→ **The problem**:
Reproduce each line exactly, including spacing and punctuation.

→ **Supplied data**:
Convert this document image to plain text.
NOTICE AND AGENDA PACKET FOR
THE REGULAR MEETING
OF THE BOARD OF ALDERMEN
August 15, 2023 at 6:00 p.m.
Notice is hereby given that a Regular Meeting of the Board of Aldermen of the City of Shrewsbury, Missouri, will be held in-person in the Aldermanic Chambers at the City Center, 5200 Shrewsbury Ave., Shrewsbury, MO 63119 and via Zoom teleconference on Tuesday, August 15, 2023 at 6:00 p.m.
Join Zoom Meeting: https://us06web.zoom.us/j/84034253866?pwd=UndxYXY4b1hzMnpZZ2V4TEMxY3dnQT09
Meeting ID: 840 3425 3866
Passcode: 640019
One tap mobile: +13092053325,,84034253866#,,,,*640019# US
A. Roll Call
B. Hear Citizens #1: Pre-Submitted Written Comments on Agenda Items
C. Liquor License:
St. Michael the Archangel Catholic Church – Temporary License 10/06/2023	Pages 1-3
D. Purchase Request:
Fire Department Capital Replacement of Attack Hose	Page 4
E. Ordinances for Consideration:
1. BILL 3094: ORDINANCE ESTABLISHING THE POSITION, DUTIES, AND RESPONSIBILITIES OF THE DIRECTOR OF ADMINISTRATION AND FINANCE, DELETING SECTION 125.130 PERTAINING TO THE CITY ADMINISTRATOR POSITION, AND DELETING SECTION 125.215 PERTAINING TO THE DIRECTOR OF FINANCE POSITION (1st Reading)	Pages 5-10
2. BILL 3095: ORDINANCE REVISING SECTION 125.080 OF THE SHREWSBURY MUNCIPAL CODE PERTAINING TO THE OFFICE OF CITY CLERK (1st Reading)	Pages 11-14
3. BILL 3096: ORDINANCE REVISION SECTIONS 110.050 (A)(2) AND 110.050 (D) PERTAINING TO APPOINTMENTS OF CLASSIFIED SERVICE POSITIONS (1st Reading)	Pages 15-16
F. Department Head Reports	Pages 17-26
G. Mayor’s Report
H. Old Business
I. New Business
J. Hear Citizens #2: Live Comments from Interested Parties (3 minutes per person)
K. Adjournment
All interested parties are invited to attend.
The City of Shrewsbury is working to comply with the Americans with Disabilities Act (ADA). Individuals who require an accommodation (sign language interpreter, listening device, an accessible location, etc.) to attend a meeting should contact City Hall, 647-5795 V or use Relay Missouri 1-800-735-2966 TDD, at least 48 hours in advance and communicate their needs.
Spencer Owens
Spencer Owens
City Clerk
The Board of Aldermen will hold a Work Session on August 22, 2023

→ **Complete response**:
Convert this document image to plain text.
NOTICE AND AGENDA PACKET FOR
THE REGULAR MEETING
OF THE BOARD OF ALDERMEN
August 15, 2023 at 6:00 p.m.
Notice is hereby given that a Regular Meeting of the Board of Aldermen of the City of Shrewsbury, Missouri, will be held in-person in the Aldermanic Chambers at the City Center, 5200 Shrewsbury Ave., Shrewsbury, MO 63119 and via Zoom teleconference on Tuesday, August 15, 2023 at 6:00 p.m.
Join Zoom Meeting: https://us06web.zoom.us/j/84034253866?pwd=UndxYXY4b1hzMnpZZ2V4TEMxY3dnQT09
Meeting ID: 840 3425 3866
Passcode: 640019
One tap mobile: +13092053325,,84034253866#,,,,*640019# US
A. Roll Call
B. Hear Citizens #1: Pre-Submitted Written Comments on Agenda Items
C. Liquor License:
St. Michael the Archangel Catholic Church – Temporary License 10/06/2023	Pages 1-3
D. Purchase Request:
Fire Department Capital Replacement of Attack Hose	Page 4
E. Ordinances for Consideration:
1. BILL 3094: ORDINANCE ESTABLISHING THE POSITION, DUTIES, AND RESPONSIBILITIES OF THE DIRECTOR OF ADMINISTRATION AND FINANCE, DELETING SECTION 125.130 PERTAINING TO THE CITY ADMINISTRATOR POSITION, AND DELETING SECTION 125.215 PERTAINING TO THE DIRECTOR OF FINANCE POSITION (1st Reading)	Pages 5-10
2. BILL 3095: ORDINANCE REVISING SECTION 125.080 OF THE SHREWSBURY MUNCIPAL CODE PERTAINING TO THE OFFICE OF CITY CLERK (1st Reading)	Pages 11-14
3. BILL 3096: ORDINANCE REVISION SECTIONS 110.050 (A)(2) AND 110.050 (D) PERTAINING TO APPOINTMENTS OF CLASSIFIED SERVICE POSITIONS (1st Reading)	Pages 15-16
F. Department Head Reports	Pages 17-26
G. Mayor’s Report
H. Old Business
I. New Business
J. Hear Citizens #2: Live Comments from Interested Parties (3 minutes per person)
K. Adjournment
All interested parties are invited to attend.
The City of Shrewsbury is working to comply with the Americans with Disabilities Act (ADA). Individuals who require an accommodation (sign language interpreter, listening device, an accessible location, etc.) to attend a meeting should contact City Hall, 647-5795 V or use Relay Missouri 1-800-735-2966 TDD, at least 48 hours in advance and communicate their needs.
Spencer Owens
Spencer Owens
City Clerk
The Board of Aldermen will hold a Work Session on August 22, 2023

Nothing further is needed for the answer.